- **What is needed**
Set down every record once more, exactly as given.

— start of Data for this exercise —

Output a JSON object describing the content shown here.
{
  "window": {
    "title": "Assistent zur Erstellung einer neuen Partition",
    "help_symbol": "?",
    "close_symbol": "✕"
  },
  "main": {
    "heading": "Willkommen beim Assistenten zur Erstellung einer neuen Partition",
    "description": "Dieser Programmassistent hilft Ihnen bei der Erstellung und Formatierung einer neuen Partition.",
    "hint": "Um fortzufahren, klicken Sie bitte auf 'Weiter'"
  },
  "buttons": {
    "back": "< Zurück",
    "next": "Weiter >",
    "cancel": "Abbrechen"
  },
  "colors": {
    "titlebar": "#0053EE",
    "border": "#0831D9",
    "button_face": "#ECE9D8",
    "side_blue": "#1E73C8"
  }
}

— end of Data for this exercise —

- **Exercise result**
Output a JSON object describing the content shown here.
{
  "window": {
    "title": "Assistent zur Erstellung einer neuen Partition",
    "help_symbol": "?",
    "close_symbol": "✕"
  },
  "main": {
    "heading": "Willkommen beim Assistenten zur Erstellung einer neuen Partition",
    "description": "Dieser Programmassistent hilft Ihnen bei der Erstellung und Formatierung einer neuen Partition.",
    "hint": "Um fortzufahren, klicken Sie bitte auf 'Weiter'"
  },
  "buttons": {
    "back": "< Zurück",
    "next": "Weiter >",
    "cancel": "Abbrechen"
  },
  "colors": {
    "titlebar": "#0053EE",
    "border": "#0831D9",
    "button_face": "#ECE9D8",
    "side_blue": "#1E73C8"
  }
}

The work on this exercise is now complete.